# INSTRUCTION
Provide the number of lines where the word "University" occurs, and no other text.

[Start MATERIAL SHOWN]

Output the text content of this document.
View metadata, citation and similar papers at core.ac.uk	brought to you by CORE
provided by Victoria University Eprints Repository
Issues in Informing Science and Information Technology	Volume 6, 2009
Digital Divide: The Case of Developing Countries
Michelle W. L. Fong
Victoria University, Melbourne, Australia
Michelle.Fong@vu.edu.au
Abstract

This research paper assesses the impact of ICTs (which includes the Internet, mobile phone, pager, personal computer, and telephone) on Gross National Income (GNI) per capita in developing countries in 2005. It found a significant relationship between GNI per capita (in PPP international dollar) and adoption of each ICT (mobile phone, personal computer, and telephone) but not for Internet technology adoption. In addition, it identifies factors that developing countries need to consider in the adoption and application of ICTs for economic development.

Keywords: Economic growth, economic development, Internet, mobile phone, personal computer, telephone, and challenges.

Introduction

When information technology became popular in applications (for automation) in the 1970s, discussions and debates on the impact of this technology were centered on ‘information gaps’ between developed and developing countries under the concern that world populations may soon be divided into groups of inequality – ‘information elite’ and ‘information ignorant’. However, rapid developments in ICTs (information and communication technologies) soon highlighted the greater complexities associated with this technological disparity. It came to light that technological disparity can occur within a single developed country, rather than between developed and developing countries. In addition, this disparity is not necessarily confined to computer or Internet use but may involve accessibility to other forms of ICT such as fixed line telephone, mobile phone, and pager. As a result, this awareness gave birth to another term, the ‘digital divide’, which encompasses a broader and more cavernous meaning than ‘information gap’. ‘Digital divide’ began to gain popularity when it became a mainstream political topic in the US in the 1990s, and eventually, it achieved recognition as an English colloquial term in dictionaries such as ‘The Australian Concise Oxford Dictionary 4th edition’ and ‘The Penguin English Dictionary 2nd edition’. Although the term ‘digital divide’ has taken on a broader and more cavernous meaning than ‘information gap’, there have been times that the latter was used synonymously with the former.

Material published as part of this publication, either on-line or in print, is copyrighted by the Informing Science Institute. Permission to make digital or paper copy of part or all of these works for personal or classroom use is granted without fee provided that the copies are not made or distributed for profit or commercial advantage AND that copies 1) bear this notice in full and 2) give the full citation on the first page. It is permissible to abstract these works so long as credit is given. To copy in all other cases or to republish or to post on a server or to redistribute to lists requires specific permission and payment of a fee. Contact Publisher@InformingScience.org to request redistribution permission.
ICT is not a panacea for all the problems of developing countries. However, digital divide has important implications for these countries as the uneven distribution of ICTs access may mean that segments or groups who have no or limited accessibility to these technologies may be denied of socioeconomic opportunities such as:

[End MATERIAL SHOWN]

# REPLY
2